Collection entries
- - - - -

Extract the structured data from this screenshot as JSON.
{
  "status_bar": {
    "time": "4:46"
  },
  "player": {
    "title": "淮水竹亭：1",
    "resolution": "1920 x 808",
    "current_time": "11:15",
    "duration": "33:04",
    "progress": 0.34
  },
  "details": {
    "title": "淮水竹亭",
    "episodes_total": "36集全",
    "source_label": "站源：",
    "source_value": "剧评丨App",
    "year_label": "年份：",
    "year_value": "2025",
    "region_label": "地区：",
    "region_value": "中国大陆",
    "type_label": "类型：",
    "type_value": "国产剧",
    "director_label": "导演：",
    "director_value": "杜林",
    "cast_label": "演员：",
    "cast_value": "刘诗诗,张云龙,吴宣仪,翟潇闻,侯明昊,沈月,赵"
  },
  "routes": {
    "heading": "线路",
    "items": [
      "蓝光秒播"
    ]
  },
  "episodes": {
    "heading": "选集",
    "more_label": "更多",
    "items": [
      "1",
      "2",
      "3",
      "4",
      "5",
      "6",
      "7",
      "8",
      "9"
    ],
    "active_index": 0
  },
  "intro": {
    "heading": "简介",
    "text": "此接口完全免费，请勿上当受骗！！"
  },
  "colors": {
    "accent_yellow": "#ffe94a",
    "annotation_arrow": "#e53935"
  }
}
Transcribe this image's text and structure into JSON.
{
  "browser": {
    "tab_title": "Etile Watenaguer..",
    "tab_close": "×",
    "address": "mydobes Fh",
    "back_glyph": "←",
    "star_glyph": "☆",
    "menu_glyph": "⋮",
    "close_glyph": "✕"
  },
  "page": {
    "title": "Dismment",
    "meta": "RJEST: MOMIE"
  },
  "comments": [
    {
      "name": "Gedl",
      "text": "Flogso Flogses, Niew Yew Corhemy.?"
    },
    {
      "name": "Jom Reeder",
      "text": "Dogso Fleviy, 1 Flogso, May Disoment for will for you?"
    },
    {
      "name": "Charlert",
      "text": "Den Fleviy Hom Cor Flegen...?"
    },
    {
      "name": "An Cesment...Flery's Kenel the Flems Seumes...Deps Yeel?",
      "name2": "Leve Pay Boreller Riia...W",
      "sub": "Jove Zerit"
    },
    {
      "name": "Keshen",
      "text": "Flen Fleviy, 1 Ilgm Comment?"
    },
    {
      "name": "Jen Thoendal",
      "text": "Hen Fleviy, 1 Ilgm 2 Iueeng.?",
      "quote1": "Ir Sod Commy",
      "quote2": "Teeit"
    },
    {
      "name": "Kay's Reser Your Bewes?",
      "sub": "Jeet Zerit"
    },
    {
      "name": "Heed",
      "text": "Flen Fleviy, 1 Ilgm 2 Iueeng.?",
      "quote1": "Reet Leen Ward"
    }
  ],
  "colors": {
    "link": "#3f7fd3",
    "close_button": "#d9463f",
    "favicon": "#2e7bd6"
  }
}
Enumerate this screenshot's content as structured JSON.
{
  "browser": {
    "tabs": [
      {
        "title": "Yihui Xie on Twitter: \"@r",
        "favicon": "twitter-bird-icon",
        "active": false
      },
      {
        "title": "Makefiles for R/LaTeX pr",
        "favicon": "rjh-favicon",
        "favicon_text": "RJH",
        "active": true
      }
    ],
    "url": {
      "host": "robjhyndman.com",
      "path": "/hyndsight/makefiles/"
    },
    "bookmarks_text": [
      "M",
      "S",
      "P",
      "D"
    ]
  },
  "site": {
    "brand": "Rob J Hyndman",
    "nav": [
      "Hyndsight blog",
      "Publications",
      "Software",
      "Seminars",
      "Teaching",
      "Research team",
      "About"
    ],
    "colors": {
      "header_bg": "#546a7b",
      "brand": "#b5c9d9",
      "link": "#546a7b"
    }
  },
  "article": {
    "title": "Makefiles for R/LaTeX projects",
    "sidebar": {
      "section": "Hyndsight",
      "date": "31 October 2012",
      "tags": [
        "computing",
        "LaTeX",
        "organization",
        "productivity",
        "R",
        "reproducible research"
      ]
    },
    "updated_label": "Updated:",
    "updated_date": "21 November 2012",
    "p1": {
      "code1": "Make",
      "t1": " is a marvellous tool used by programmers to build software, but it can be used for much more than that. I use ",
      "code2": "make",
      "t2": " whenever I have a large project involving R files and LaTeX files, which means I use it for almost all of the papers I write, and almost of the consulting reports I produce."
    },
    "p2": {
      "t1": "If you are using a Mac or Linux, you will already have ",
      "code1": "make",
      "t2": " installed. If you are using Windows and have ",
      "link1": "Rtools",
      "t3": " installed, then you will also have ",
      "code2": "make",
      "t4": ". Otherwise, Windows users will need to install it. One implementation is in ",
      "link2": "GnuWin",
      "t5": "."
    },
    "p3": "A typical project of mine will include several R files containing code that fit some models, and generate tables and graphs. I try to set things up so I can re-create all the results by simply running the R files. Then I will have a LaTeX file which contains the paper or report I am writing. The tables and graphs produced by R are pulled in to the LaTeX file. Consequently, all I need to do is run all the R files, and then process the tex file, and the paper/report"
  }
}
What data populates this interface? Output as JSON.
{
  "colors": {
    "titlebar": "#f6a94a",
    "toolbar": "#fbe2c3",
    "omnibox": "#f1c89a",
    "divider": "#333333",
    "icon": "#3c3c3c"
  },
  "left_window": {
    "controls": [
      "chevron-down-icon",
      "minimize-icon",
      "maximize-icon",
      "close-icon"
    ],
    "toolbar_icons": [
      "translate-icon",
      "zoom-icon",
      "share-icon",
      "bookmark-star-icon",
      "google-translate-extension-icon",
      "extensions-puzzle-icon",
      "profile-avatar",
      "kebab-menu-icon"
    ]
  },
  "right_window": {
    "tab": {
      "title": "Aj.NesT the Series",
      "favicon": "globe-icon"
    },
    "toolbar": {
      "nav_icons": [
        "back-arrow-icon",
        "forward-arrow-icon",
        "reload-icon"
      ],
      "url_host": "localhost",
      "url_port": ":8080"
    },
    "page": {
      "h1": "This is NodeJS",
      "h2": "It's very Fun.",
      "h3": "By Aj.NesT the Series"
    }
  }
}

- - - - -

DESCRIPTION OF THE TASK → Within the listing above, copy each line that has the string "need".

OUTPUT OF THE EXERCISE →
      "t4": ". Otherwise, Windows users will need to install it. One implementation is in ",
    "p3": "A typical project of mine will include several R files containing code that fit some models, and generate tables and graphs. I try to set things up so I can re-create all the results by simply running the R files. Then I will have a LaTeX file which contains the paper or report I am writing. The tables and graphs produced by R are pulled in to the LaTeX file. Consequently, all I need to do is run all the R files, and then process the tex file, and the paper/report"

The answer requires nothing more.